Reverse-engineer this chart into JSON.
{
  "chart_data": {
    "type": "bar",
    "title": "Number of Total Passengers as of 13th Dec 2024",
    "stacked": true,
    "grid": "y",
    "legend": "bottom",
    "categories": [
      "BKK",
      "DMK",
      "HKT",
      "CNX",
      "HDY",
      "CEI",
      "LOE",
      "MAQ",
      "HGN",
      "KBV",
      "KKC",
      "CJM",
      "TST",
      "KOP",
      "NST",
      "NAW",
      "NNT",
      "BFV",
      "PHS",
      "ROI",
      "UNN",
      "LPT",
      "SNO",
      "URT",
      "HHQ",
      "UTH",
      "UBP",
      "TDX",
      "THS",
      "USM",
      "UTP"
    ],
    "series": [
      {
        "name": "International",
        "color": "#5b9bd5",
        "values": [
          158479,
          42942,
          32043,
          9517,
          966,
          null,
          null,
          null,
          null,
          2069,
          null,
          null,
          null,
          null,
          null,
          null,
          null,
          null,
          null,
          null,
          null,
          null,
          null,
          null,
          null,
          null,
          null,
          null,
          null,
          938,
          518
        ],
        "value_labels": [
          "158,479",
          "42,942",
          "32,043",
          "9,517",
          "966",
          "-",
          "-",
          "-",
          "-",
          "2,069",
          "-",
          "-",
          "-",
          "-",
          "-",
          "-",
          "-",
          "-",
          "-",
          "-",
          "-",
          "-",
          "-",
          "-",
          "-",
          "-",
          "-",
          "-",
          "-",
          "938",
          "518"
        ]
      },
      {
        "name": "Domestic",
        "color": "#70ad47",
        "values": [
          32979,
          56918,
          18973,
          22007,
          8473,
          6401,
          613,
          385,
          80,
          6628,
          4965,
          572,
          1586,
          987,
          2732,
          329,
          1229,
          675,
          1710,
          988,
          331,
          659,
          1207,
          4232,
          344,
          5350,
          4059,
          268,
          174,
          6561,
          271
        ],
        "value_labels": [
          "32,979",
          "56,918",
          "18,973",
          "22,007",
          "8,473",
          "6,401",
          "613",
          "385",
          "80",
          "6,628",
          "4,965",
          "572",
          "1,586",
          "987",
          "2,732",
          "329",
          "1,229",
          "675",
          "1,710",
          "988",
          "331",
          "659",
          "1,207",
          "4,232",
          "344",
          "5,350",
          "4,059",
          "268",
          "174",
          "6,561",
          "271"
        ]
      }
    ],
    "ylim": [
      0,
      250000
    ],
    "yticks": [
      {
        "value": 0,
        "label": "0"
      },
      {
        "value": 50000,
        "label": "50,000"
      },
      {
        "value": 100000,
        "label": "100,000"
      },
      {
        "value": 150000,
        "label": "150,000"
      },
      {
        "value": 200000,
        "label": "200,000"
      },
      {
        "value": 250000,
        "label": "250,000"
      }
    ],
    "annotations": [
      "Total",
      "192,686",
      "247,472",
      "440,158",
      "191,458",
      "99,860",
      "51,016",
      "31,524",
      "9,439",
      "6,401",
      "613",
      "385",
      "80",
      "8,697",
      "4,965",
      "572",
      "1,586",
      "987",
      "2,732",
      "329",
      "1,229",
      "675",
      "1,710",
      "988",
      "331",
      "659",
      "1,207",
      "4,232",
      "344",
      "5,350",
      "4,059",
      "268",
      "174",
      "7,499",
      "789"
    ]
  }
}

▸ The exercise
Write out the records shown above, exactly as they appear.

▸ Exercise solution
Reverse-engineer this chart into JSON.
{
  "chart_data": {
    "type": "bar",
    "title": "Number of Total Passengers as of 13th Dec 2024",
    "stacked": true,
    "grid": "y",
    "legend": "bottom",
    "categories": [
      "BKK",
      "DMK",
      "HKT",
      "CNX",
      "HDY",
      "CEI",
      "LOE",
      "MAQ",
      "HGN",
      "KBV",
      "KKC",
      "CJM",
      "TST",
      "KOP",
      "NST",
      "NAW",
      "NNT",
      "BFV",
      "PHS",
      "ROI",
      "UNN",
      "LPT",
      "SNO",
      "URT",
      "HHQ",
      "UTH",
      "UBP",
      "TDX",
      "THS",
      "USM",
      "UTP"
    ],
    "series": [
      {
        "name": "International",
        "color": "#5b9bd5",
        "values": [
          158479,
          42942,
          32043,
          9517,
          966,
          null,
          null,
          null,
          null,
          2069,
          null,
          null,
          null,
          null,
          null,
          null,
          null,
          null,
          null,
          null,
          null,
          null,
          null,
          null,
          null,
          null,
          null,
          null,
          null,
          938,
          518
        ],
        "value_labels": [
          "158,479",
          "42,942",
          "32,043",
          "9,517",
          "966",
          "-",
          "-",
          "-",
          "-",
          "2,069",
          "-",
          "-",
          "-",
          "-",
          "-",
          "-",
          "-",
          "-",
          "-",
          "-",
          "-",
          "-",
          "-",
          "-",
          "-",
          "-",
          "-",
          "-",
          "-",
          "938",
          "518"
        ]
      },
      {
        "name": "Domestic",
        "color": "#70ad47",
        "values": [
          32979,
          56918,
          18973,
          22007,
          8473,
          6401,
          613,
          385,
          80,
          6628,
          4965,
          572,
          1586,
          987,
          2732,
          329,
          1229,
          675,
          1710,
          988,
          331,
          659,
          1207,
          4232,
          344,
          5350,
          4059,
          268,
          174,
          6561,
          271
        ],
        "value_labels": [
          "32,979",
          "56,918",
          "18,973",
          "22,007",
          "8,473",
          "6,401",
          "613",
          "385",
          "80",
          "6,628",
          "4,965",
          "572",
          "1,586",
          "987",
          "2,732",
          "329",
          "1,229",
          "675",
          "1,710",
          "988",
          "331",
          "659",
          "1,207",
          "4,232",
          "344",
          "5,350",
          "4,059",
          "268",
          "174",
          "6,561",
          "271"
        ]
      }
    ],
    "ylim": [
      0,
      250000
    ],
    "yticks": [
      {
        "value": 0,
        "label": "0"
      },
      {
        "value": 50000,
        "label": "50,000"
      },
      {
        "value": 100000,
        "label": "100,000"
      },
      {
        "value": 150000,
        "label": "150,000"
      },
      {
        "value": 200000,
        "label": "200,000"
      },
      {
        "value": 250000,
        "label": "250,000"
      }
    ],
    "annotations": [
      "Total",
      "192,686",
      "247,472",
      "440,158",
      "191,458",
      "99,860",
      "51,016",
      "31,524",
      "9,439",
      "6,401",
      "613",
      "385",
      "80",
      "8,697",
      "4,965",
      "572",
      "1,586",
      "987",
      "2,732",
      "329",
      "1,229",
      "675",
      "1,710",
      "988",
      "331",
      "659",
      "1,207",
      "4,232",
      "344",
      "5,350",
      "4,059",
      "268",
      "174",
      "7,499",
      "789"
    ]
  }
}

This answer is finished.